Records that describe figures
** BEGIN **

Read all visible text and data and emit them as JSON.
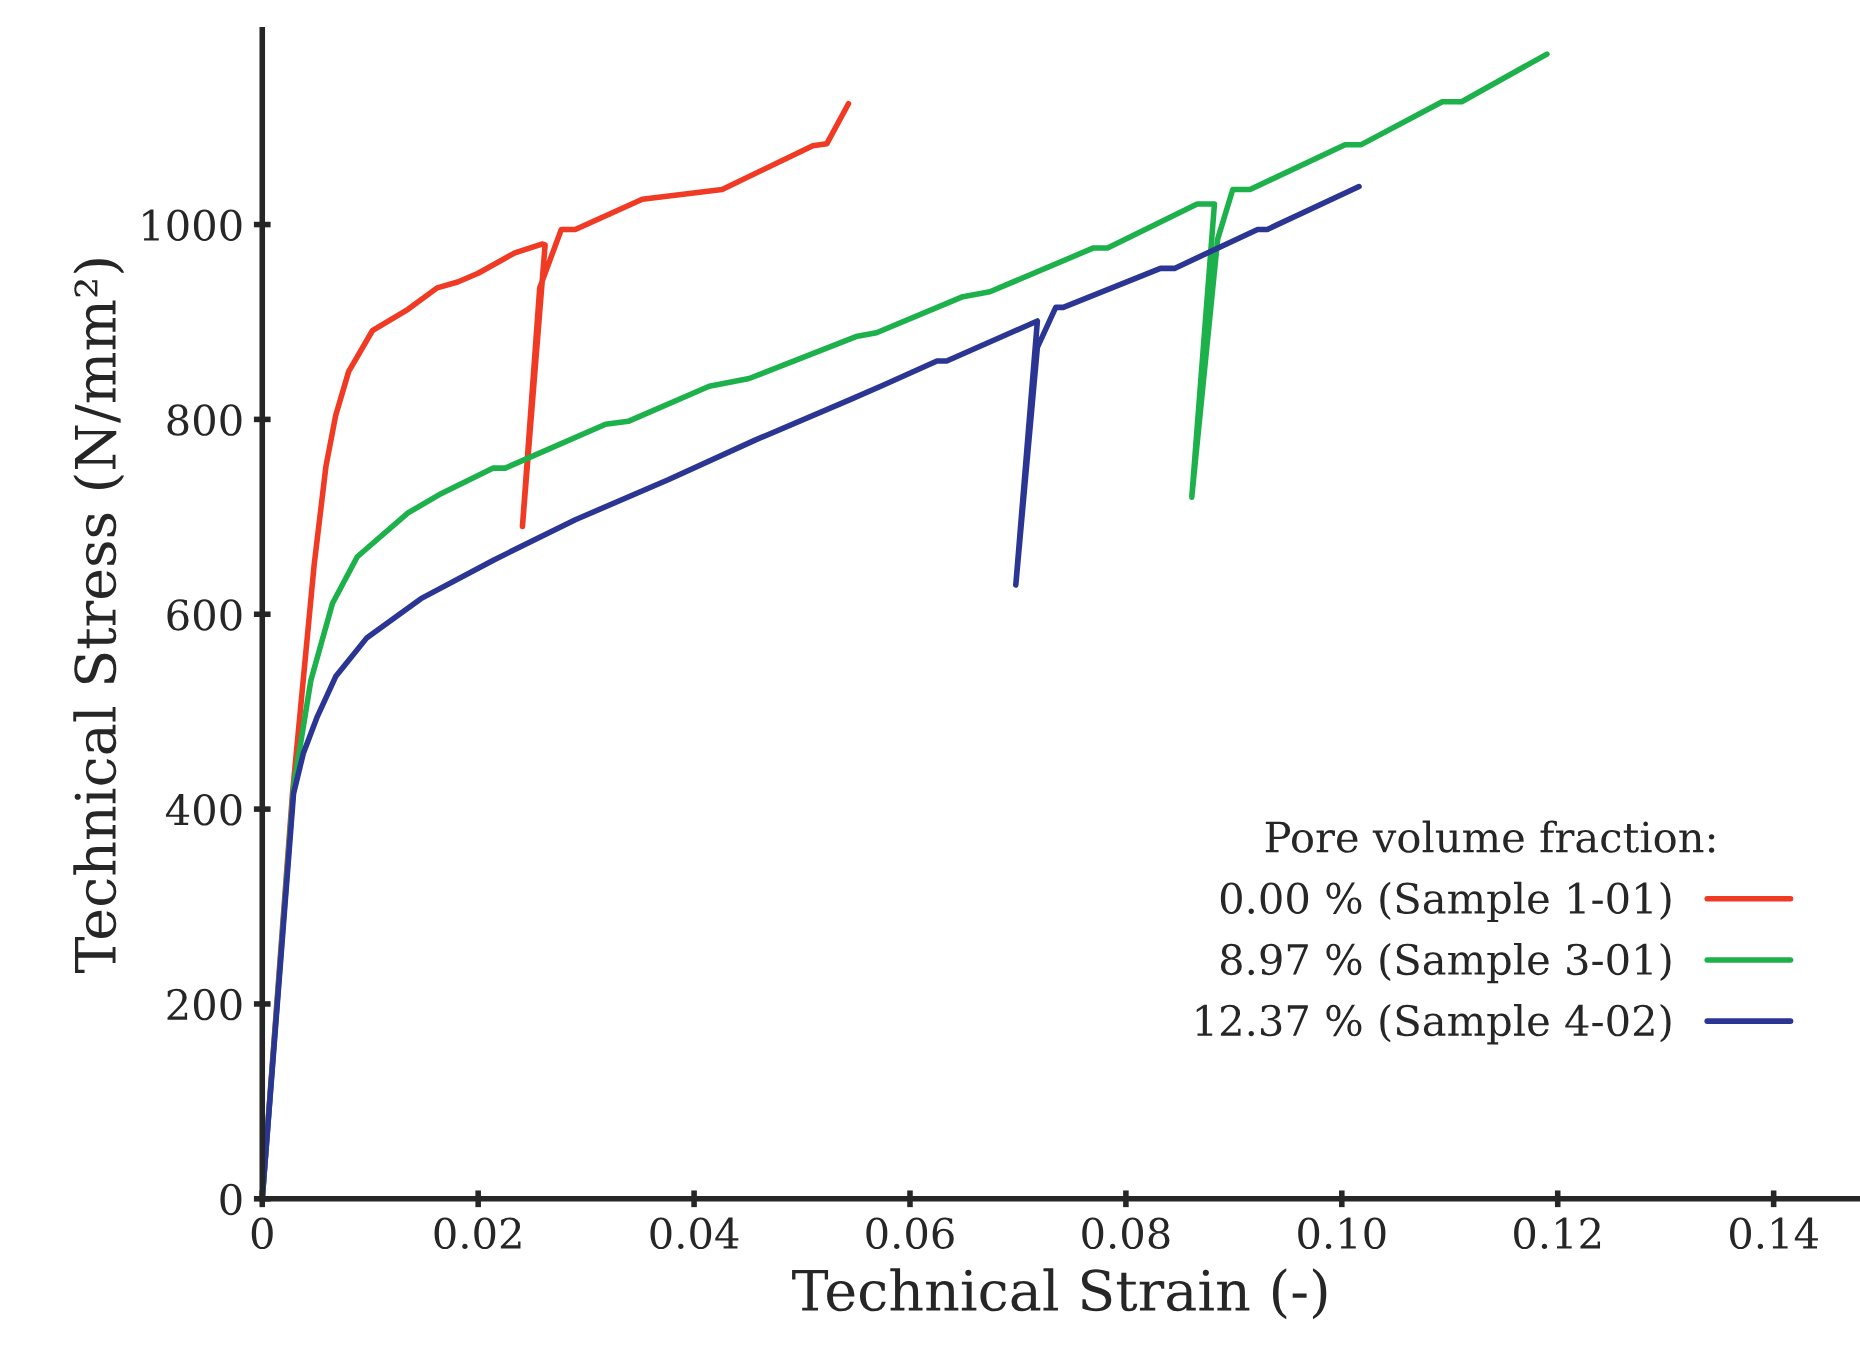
{
  "chart_data": {
    "type": "line",
    "xlabel": "Technical Strain (-)",
    "ylabel": "Technical Stress (N/mm²)",
    "legend_title": "Pore volume fraction:",
    "legend": "bottom right",
    "grid": false,
    "xlim": [
      0,
      0.148
    ],
    "ylim": [
      0,
      1200
    ],
    "xticks": [
      0,
      0.02,
      0.04,
      0.06,
      0.08,
      {
        "value": 0.1,
        "label": "0.10"
      },
      0.12,
      0.14
    ],
    "yticks": [
      0,
      200,
      400,
      600,
      800,
      1000
    ],
    "series": [
      {
        "name": "0.00 % (Sample 1-01)",
        "color": "#f03a24",
        "x": [
          0,
          0.0028,
          0.0048,
          0.0059,
          0.0068,
          0.008,
          0.0102,
          0.0135,
          0.0162,
          0.0181,
          0.02,
          0.0234,
          0.0259,
          0.0262,
          0.0241,
          0.0257,
          0.0277,
          0.029,
          0.0352,
          0.0426,
          0.051,
          0.0523,
          0.0543
        ],
        "values": [
          0,
          416,
          650,
          752,
          804,
          849,
          891,
          913,
          935,
          941,
          950,
          971,
          980,
          979,
          690,
          935,
          995,
          995,
          1026,
          1036,
          1081,
          1083,
          1124
        ]
      },
      {
        "name": "8.97 % (Sample 3-01)",
        "color": "#1db14b",
        "x": [
          0,
          0.0029,
          0.0045,
          0.0065,
          0.0088,
          0.0135,
          0.0166,
          0.0214,
          0.0225,
          0.0318,
          0.0339,
          0.0414,
          0.0451,
          0.055,
          0.0569,
          0.0649,
          0.0674,
          0.077,
          0.0783,
          0.0866,
          0.0882,
          0.0861,
          0.0885,
          0.0899,
          0.0915,
          0.1003,
          0.1018,
          0.1093,
          0.1111,
          0.119
        ],
        "values": [
          0,
          423,
          532,
          611,
          659,
          704,
          724,
          750,
          750,
          795,
          798,
          834,
          842,
          885,
          889,
          926,
          931,
          976,
          976,
          1021,
          1021,
          720,
          985,
          1036,
          1036,
          1082,
          1082,
          1126,
          1126,
          1175
        ]
      },
      {
        "name": "12.37 % (Sample 4-02)",
        "color": "#2b3694",
        "x": [
          0,
          0.0029,
          0.0038,
          0.0051,
          0.0068,
          0.0097,
          0.0147,
          0.0215,
          0.029,
          0.0376,
          0.0457,
          0.0544,
          0.0575,
          0.0625,
          0.0634,
          0.0718,
          0.0698,
          0.0718,
          0.0735,
          0.0742,
          0.0832,
          0.0845,
          0.0922,
          0.0931,
          0.1016
        ],
        "values": [
          0,
          416,
          457,
          495,
          536,
          576,
          616,
          656,
          697,
          738,
          779,
          820,
          835,
          860,
          860,
          901,
          630,
          874,
          915,
          915,
          955,
          955,
          995,
          995,
          1039
        ]
      }
    ]
  }
}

** END **

§ **Stated exercise**
Which lines contain "Technical"? Copy each of them.

§ **Exercise output**
    "xlabel": "Technical Strain (-)",
    "ylabel": "Technical Stress (N/mm²)",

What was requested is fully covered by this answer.